- _TESTO DI PARTENZA_
_ _ _ _ _

Il 4 agosto 2020 Beirut veniva devastata da una potente esplosione che ha causato oltre 200 vittime, 7 mila feriti e sono più di 300 mila le persone che attualmente non possono rientrare nelle proprie case. Quattro gli ospedali colpiti, tra cui il più grande della città gravemente danneggiato. Migliaia di tonnellate di materiali che erano stipati nel porto sono andati distrutti, tra cui generi di prima necessità indispensabili in un Paese fortemente dipendente dalle importazioni. Una situazione drammatica che ha sollecitato aiuti economici, ma non solo. Nella città di Beirut anche i volontari italiani di Operazione Colomba, il corpo di pace dell’Associazione Papa Giovanni XXIII, che operano nei campi profughi che accolgono i siriani, si sono attivati: cercano tra le macerie, ripuliscono, confortano chi ha perso tutto.
«Abu Sara», racconta Caterina, «è vivo per miracolo, se l’esplosione fosse stata 3 minuti prima e non avesse avuto i finestrini dell’auto abbassati, sarebbe morto probabilmente, visto che era appena passato davanti al porto. Karantina, il quartiere che prende il nome dalla quarantena obbligatoria che i viaggiatori dovevano fare una volta approdati al porto, oggi è un quartiere multietnico e multiconfessionale. Qui le case sono perlopiù totalmente crollate, altre pericolanti». Macerie, case distrutte… le Equipe Notre-Dame del Libano hanno lanciato un appello legato a una testimonianza raccolta da una famiglia di Beirut: «Come potrei dimenticare quelle grida di dolore che venivano dalle macerie e la sua voce addolorata che gridava: ‘Portatemi a casa mia’. Una volta rientrati a casa sua, si è accomodata sulla sua sedia e, fissandoci negli occhi, ci disse: ‘Non ho intenzione di lasciare casa mia’. Poi ci ha chiesto di aprire le finestre e di chiudere la porta una volta usciti. Molto commossi ci siamo guardati e con le lacrime agli occhi le abbiamo detto con una sola voce: ‘Porte e finestre le ricostruiremo con le nostre mani’». Così sul sito dell’Equipe (www.equipes-notre-dame.it/) tutti i dettagli per contribuire.

_ _ _ _ _

- _DATI REGISTRATI_
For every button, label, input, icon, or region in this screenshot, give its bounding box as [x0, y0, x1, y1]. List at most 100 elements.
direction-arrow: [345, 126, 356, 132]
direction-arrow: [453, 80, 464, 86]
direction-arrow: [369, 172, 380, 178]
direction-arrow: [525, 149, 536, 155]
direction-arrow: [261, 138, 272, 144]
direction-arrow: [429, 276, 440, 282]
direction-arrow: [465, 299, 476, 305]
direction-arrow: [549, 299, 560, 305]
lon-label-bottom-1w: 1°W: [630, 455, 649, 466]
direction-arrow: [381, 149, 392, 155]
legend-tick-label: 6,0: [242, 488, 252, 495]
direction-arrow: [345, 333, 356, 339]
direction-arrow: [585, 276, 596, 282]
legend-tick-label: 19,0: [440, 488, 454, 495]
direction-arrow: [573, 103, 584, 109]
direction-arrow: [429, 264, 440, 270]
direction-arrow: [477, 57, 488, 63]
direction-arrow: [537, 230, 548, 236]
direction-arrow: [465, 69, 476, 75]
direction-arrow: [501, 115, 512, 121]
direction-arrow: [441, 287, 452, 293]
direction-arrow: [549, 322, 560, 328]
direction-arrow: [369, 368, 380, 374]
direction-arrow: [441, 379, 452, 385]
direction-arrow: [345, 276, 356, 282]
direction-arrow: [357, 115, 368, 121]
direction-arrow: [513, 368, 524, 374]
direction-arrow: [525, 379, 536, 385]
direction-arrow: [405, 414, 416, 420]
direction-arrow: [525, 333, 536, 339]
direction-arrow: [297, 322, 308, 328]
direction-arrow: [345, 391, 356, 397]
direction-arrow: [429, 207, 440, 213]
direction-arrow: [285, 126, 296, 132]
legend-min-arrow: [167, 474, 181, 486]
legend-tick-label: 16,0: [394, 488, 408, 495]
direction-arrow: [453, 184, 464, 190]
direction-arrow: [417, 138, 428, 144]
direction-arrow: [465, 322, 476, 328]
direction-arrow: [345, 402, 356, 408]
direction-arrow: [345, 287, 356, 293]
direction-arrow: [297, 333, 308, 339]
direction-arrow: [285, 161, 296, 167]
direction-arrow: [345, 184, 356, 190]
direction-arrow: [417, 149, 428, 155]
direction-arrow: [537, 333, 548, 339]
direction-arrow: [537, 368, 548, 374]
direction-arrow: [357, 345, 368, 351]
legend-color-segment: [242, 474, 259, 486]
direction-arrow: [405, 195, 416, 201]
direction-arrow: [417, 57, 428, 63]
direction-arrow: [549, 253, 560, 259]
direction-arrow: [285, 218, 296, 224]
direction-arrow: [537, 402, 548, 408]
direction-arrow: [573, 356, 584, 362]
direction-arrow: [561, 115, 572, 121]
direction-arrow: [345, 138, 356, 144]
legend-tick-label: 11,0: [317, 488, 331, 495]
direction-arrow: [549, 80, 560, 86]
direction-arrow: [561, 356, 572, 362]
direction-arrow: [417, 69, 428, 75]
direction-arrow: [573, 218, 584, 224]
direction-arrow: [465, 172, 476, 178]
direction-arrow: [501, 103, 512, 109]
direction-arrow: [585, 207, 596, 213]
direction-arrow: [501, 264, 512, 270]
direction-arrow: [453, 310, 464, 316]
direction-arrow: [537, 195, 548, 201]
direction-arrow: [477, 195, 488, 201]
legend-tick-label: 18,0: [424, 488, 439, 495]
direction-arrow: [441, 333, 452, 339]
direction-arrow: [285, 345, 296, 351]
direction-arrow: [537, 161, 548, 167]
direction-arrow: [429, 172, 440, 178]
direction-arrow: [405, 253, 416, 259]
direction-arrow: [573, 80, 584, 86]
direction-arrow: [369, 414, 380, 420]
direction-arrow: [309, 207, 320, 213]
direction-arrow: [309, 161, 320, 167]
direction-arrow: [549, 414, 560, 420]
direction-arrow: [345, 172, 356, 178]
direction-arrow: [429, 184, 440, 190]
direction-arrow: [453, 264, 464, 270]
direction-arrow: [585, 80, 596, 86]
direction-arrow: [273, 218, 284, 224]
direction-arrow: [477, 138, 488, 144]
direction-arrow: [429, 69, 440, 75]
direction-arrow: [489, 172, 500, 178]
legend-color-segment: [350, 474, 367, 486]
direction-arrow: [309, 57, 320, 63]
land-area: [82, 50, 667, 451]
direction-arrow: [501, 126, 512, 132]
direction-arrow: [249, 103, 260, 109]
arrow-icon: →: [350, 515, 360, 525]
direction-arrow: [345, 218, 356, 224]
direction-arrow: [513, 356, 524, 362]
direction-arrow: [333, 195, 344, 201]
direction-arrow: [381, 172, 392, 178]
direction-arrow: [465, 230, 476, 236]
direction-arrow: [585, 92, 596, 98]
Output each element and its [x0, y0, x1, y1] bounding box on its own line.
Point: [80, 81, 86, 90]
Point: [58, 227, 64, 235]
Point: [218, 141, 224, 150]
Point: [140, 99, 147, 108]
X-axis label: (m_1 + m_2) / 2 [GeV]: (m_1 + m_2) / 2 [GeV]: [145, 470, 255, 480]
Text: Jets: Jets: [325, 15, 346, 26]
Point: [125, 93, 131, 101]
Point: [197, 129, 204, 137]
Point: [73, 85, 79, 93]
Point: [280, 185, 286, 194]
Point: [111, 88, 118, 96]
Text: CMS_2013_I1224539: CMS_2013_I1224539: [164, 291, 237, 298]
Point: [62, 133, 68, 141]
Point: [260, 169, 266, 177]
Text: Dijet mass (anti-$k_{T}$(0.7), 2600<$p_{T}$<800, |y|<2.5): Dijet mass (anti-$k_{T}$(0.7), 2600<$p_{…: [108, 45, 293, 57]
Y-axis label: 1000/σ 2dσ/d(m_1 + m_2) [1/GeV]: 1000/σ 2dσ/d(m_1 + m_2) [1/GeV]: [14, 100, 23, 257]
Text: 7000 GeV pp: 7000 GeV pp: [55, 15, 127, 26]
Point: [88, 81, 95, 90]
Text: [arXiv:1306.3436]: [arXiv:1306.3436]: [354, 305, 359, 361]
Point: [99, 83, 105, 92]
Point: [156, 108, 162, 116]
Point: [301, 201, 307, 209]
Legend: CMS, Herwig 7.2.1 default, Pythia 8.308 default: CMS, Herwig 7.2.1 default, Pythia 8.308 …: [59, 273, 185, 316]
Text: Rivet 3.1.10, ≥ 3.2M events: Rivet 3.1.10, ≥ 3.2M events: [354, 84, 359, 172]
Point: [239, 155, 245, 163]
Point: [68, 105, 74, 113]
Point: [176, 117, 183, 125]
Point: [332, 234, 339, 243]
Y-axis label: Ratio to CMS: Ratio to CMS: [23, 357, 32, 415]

_ _ _ _ _

- _COMPITO 1_
Elenca le azioni che, secondo il testo sull'esplosione di Beirut, i volontari di Operazione Colomba stanno compiendo in città.
- _COMPITO 2_
Scrivi il seguito del testo sull'esplosione di Beirut a partire dall'ultima frase riportata.

- _RISPOSTA 1_
- Cercano tra le macerie.
- Ripuliscono.
- Confortano chi ha perso tutto.

- _RISPOSTA 2_
Facendo base a Jbeil, a 37 chilometri dalla capitale, i Salesiani accolgono e assistono chi ha perso familiari, tetto e lavoro in seguito all’esplosione e per questo hanno lanciato una campagna straordinaria (https://progetti.missionidonbosco.org/progetti/cure-medicine-e-accoglienza-per-le-famiglie-di-beirut) per una raccolta fondi mirata all’aiuto sanitario e alimentare ma anche all’assistenza psicologica per i bambini rimasti sotto shock.
A Torino la Caritas diocesana ha raccolto e rilanciato l’appello di Caritas italiana che da anni collabora con Caritas Libano. La Presidenza della Cei ha deciso lo stanziamento di 1 milione di euro dai fondi otto per mille, stanziamento che sarà utilizzato a sostegno dei piani di intervento d’emergenza di Caritas Libano, tramite Caritas italiana, per i prossimi 12 mesi. Un programma di aiuti articolato: sostegno alimentare, psicologico, medico. Chi volesse contribuire può utilizzare il canale della Caritas Diocesana Torino sul conto corrente bancario IT81R0329601601000064319198 intestato ad Arcidiocesi Torino – Caritas; causale: emergenza Libano agosto 2020.